**Direction**: Transcribe the records exactly. Pictures do not belong in the transcription.

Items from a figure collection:
· · · · · · ·
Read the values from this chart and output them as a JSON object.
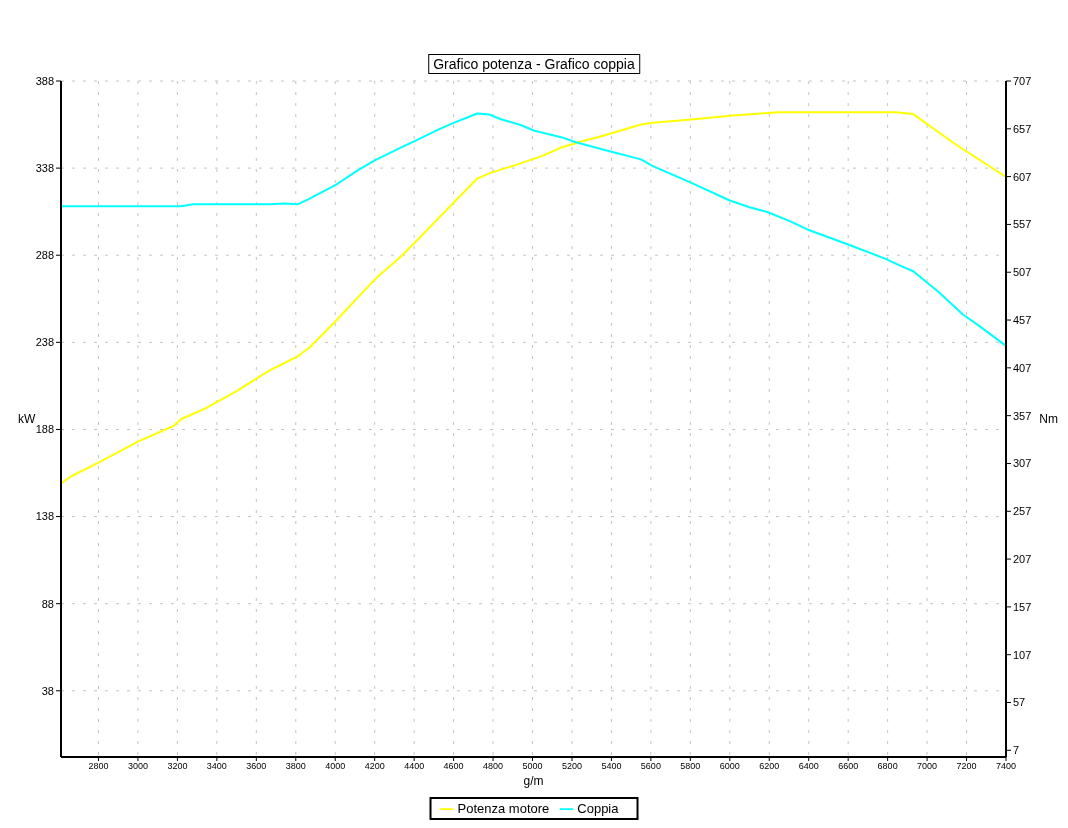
{
  "chart_data": {
    "type": "line",
    "title": "Grafico potenza - Grafico coppia",
    "xlabel": "g/m",
    "ylabel": "kW",
    "y2label": "Nm",
    "xlim": [
      2610,
      7400
    ],
    "xticks": [
      2800,
      3000,
      3200,
      3400,
      3600,
      3800,
      4000,
      4200,
      4400,
      4600,
      4800,
      5000,
      5200,
      5400,
      5600,
      5800,
      6000,
      6200,
      6400,
      6600,
      6800,
      7000,
      7200,
      7400
    ],
    "ylim": [
      0,
      388
    ],
    "yticks": [
      38,
      88,
      138,
      188,
      238,
      288,
      338,
      388
    ],
    "y2lim": [
      0,
      707
    ],
    "y2ticks": [
      7,
      57,
      107,
      157,
      207,
      257,
      307,
      357,
      407,
      457,
      507,
      557,
      607,
      657,
      707
    ],
    "grid": true,
    "legend": "bottom",
    "marker": "none",
    "line_style": "solid",
    "series": [
      {
        "name": "Potenza motore",
        "color": "#ffff00",
        "x": [
          2610,
          2660,
          2800,
          3000,
          3180,
          3220,
          3340,
          3500,
          3570,
          3670,
          3740,
          3810,
          3870,
          4000,
          4200,
          4340,
          4410,
          4590,
          4720,
          4780,
          4920,
          5050,
          5150,
          5270,
          5340,
          5550,
          5610,
          5820,
          6000,
          6240,
          6840,
          6930,
          7140,
          7400
        ],
        "values": [
          157,
          161,
          169,
          181,
          190,
          194,
          200,
          210,
          215,
          222,
          226,
          230,
          235,
          250,
          274,
          288,
          296,
          317,
          332,
          335,
          340,
          345,
          350,
          354,
          356,
          363,
          364,
          366,
          368,
          370,
          370,
          369,
          352,
          333
        ]
      },
      {
        "name": "Coppia",
        "color": "#00ffff",
        "axis": "y2",
        "x": [
          2610,
          3220,
          3280,
          3670,
          3740,
          3810,
          3870,
          4000,
          4110,
          4200,
          4340,
          4410,
          4530,
          4610,
          4660,
          4720,
          4780,
          4840,
          4940,
          5010,
          5150,
          5220,
          5400,
          5550,
          5610,
          5800,
          6000,
          6100,
          6190,
          6310,
          6390,
          6600,
          6790,
          6840,
          6930,
          7060,
          7180,
          7250,
          7400
        ],
        "values": [
          576,
          576,
          578,
          578,
          579,
          578,
          584,
          598,
          613,
          624,
          638,
          645,
          657,
          664,
          668,
          673,
          672,
          667,
          661,
          655,
          648,
          643,
          633,
          625,
          618,
          601,
          582,
          575,
          570,
          560,
          552,
          536,
          521,
          516,
          508,
          486,
          463,
          453,
          430
        ]
      }
    ]
  }
}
· · · · · · ·
**Task solution**:
Read the values from this chart and output them as a JSON object.
{
  "chart_data": {
    "type": "line",
    "title": "Grafico potenza - Grafico coppia",
    "xlabel": "g/m",
    "ylabel": "kW",
    "y2label": "Nm",
    "xlim": [
      2610,
      7400
    ],
    "xticks": [
      2800,
      3000,
      3200,
      3400,
      3600,
      3800,
      4000,
      4200,
      4400,
      4600,
      4800,
      5000,
      5200,
      5400,
      5600,
      5800,
      6000,
      6200,
      6400,
      6600,
      6800,
      7000,
      7200,
      7400
    ],
    "ylim": [
      0,
      388
    ],
    "yticks": [
      38,
      88,
      138,
      188,
      238,
      288,
      338,
      388
    ],
    "y2lim": [
      0,
      707
    ],
    "y2ticks": [
      7,
      57,
      107,
      157,
      207,
      257,
      307,
      357,
      407,
      457,
      507,
      557,
      607,
      657,
      707
    ],
    "grid": true,
    "legend": "bottom",
    "marker": "none",
    "line_style": "solid",
    "series": [
      {
        "name": "Potenza motore",
        "color": "#ffff00",
        "x": [
          2610,
          2660,
          2800,
          3000,
          3180,
          3220,
          3340,
          3500,
          3570,
          3670,
          3740,
          3810,
          3870,
          4000,
          4200,
          4340,
          4410,
          4590,
          4720,
          4780,
          4920,
          5050,
          5150,
          5270,
          5340,
          5550,
          5610,
          5820,
          6000,
          6240,
          6840,
          6930,
          7140,
          7400
        ],
        "values": [
          157,
          161,
          169,
          181,
          190,
          194,
          200,
          210,
          215,
          222,
          226,
          230,
          235,
          250,
          274,
          288,
          296,
          317,
          332,
          335,
          340,
          345,
          350,
          354,
          356,
          363,
          364,
          366,
          368,
          370,
          370,
          369,
          352,
          333
        ]
      },
      {
        "name": "Coppia",
        "color": "#00ffff",
        "axis": "y2",
        "x": [
          2610,
          3220,
          3280,
          3670,
          3740,
          3810,
          3870,
          4000,
          4110,
          4200,
          4340,
          4410,
          4530,
          4610,
          4660,
          4720,
          4780,
          4840,
          4940,
          5010,
          5150,
          5220,
          5400,
          5550,
          5610,
          5800,
          6000,
          6100,
          6190,
          6310,
          6390,
          6600,
          6790,
          6840,
          6930,
          7060,
          7180,
          7250,
          7400
        ],
        "values": [
          576,
          576,
          578,
          578,
          579,
          578,
          584,
          598,
          613,
          624,
          638,
          645,
          657,
          664,
          668,
          673,
          672,
          667,
          661,
          655,
          648,
          643,
          633,
          625,
          618,
          601,
          582,
          575,
          570,
          560,
          552,
          536,
          521,
          516,
          508,
          486,
          463,
          453,
          430
        ]
      }
    ]
  }
}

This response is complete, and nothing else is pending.